Exercise -
Check every line of the entries for "this", and copy the lines that hold it.
----
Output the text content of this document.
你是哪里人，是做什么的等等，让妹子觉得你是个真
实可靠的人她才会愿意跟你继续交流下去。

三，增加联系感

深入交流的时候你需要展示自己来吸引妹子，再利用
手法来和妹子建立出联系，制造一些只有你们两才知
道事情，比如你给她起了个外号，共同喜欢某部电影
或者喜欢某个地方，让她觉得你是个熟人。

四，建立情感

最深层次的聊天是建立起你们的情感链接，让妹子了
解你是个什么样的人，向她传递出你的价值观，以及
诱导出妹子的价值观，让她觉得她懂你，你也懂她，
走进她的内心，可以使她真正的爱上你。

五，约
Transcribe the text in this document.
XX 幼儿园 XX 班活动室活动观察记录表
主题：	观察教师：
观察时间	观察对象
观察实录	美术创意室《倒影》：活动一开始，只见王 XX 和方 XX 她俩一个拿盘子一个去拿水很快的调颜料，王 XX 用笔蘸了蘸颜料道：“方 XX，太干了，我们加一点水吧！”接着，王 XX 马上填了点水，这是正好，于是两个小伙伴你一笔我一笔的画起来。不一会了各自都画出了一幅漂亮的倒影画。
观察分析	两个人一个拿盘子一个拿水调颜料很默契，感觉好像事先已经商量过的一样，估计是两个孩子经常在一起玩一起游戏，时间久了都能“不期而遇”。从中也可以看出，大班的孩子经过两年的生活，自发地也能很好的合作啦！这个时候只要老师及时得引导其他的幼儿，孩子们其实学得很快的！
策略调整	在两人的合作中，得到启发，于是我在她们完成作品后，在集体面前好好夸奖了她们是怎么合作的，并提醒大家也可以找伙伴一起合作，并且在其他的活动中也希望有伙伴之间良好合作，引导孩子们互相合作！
----
Expected output -
Output the text content of this document.
Transcribe the text in this document.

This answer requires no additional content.